OBJECTIVE:
Gather up the lines with the word "data" in them.
··· SUPPLIED RECORDS
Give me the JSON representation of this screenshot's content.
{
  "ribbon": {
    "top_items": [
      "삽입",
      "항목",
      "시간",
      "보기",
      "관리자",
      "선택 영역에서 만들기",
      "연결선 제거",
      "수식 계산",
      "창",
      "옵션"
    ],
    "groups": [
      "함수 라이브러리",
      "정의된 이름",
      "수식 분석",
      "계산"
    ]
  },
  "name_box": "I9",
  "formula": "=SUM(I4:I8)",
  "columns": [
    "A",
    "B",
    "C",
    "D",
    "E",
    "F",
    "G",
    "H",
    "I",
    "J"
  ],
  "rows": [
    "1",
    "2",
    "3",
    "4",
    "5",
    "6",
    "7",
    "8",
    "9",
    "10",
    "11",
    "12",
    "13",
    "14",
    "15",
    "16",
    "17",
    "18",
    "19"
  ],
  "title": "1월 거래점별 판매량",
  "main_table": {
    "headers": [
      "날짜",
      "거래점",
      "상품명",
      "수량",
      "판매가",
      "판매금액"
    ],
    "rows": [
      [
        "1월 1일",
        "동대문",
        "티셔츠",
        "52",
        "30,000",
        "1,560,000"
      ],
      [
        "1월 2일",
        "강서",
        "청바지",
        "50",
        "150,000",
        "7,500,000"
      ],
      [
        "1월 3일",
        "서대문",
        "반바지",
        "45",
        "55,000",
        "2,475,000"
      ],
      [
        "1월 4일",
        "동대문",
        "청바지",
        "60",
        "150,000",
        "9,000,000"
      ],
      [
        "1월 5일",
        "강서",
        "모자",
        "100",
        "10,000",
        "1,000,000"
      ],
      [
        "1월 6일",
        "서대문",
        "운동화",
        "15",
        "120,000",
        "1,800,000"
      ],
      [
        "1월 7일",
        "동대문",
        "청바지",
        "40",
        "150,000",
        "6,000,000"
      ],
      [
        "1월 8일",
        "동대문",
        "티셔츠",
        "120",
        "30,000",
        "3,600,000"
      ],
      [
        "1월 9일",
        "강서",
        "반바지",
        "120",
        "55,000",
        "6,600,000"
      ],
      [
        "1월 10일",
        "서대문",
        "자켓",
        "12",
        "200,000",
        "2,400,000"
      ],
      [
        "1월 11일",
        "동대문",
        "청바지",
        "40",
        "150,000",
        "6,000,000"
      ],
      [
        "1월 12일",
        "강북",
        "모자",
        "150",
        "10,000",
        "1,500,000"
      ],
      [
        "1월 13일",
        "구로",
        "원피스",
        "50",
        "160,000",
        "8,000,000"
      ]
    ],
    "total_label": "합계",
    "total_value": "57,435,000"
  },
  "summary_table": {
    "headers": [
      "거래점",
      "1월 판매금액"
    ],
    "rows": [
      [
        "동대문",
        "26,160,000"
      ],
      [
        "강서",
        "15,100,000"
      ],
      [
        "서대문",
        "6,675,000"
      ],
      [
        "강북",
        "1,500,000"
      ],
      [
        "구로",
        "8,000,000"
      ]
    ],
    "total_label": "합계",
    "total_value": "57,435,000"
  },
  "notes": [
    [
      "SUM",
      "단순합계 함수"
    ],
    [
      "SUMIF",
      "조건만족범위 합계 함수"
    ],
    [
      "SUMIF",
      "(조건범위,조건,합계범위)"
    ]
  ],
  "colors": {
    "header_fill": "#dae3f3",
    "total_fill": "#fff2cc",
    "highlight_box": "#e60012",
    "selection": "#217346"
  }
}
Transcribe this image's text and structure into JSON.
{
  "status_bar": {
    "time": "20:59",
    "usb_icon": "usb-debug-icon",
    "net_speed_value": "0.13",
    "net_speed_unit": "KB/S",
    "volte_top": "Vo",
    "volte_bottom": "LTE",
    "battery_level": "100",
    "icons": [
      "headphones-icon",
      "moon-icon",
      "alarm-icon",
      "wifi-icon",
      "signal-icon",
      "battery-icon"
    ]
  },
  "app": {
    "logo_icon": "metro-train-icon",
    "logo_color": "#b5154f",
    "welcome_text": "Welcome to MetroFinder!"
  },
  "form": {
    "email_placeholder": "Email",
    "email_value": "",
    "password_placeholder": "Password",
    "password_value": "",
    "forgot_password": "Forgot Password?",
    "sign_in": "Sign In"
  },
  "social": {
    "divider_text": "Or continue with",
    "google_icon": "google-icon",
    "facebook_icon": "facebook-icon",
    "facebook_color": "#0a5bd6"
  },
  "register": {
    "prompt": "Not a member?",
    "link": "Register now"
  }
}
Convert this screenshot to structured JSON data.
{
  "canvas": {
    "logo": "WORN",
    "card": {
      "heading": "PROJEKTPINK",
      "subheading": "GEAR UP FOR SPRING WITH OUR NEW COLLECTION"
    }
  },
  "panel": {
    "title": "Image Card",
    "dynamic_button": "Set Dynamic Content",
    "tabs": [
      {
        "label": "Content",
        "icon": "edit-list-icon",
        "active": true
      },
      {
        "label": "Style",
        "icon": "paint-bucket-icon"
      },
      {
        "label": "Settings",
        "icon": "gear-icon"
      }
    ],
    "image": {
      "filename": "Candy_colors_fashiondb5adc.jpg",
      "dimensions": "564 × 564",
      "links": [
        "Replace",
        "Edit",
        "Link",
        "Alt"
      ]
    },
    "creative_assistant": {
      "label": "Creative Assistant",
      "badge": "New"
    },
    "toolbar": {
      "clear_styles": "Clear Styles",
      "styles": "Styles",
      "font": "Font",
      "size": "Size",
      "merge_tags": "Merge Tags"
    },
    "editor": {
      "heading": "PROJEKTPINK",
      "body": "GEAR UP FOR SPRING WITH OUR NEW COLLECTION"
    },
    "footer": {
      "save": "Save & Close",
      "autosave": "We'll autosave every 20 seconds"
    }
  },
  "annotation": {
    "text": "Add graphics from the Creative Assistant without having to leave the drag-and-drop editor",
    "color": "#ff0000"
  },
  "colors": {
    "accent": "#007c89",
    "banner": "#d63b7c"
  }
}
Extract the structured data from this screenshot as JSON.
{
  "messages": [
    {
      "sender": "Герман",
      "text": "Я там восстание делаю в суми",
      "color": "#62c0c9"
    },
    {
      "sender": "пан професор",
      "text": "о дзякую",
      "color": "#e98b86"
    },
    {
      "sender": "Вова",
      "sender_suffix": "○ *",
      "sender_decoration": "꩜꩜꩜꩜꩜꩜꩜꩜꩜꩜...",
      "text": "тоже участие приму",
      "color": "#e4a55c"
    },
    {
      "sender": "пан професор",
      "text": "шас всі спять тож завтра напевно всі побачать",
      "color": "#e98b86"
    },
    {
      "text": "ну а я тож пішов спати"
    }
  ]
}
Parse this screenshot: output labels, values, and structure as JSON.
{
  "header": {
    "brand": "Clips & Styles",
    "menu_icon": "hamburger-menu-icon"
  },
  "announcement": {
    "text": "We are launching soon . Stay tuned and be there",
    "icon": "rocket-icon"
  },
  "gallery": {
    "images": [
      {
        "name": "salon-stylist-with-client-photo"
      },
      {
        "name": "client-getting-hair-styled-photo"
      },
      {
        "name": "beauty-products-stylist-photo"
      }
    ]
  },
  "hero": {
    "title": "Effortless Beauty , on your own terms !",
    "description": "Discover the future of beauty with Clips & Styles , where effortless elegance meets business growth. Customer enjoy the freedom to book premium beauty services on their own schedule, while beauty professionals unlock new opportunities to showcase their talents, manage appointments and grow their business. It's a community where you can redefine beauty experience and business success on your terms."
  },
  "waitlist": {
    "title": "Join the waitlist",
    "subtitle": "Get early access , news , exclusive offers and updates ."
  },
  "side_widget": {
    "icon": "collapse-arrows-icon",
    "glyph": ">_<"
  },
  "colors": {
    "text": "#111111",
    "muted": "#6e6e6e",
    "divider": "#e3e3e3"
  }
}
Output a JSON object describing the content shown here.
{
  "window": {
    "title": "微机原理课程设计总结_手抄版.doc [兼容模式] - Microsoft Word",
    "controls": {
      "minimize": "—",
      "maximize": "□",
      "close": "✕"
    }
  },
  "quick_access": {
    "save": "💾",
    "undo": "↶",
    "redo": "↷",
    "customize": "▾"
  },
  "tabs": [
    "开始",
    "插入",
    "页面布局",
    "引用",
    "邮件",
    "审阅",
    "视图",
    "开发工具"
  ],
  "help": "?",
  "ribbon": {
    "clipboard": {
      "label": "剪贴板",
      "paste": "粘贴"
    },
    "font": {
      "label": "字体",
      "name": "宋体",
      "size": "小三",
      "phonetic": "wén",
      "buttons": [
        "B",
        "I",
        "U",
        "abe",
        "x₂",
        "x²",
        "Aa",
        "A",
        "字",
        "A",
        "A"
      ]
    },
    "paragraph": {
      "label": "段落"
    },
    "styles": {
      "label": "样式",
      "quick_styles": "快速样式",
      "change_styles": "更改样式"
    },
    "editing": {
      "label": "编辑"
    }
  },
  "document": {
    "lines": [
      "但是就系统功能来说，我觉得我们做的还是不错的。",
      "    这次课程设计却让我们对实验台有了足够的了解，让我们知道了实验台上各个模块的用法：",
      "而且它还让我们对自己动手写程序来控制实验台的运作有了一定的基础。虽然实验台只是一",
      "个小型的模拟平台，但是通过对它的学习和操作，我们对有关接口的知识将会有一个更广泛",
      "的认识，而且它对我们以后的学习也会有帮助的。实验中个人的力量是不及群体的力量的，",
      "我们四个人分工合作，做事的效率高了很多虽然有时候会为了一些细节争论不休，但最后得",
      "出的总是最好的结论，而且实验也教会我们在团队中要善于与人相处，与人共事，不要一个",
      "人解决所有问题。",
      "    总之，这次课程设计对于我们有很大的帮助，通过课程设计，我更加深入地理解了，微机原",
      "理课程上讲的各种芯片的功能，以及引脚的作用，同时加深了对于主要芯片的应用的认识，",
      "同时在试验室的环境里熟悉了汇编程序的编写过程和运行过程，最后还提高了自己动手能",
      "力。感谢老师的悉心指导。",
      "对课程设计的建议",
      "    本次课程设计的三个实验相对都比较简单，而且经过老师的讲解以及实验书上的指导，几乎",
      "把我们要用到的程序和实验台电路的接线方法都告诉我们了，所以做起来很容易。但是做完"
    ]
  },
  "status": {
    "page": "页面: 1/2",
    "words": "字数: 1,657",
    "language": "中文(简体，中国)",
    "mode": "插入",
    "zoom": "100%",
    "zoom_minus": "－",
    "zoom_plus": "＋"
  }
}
······
OUTPUT OF THE TASK:
Convert this screenshot to structured JSON data.
Extract the structured data from this screenshot as JSON.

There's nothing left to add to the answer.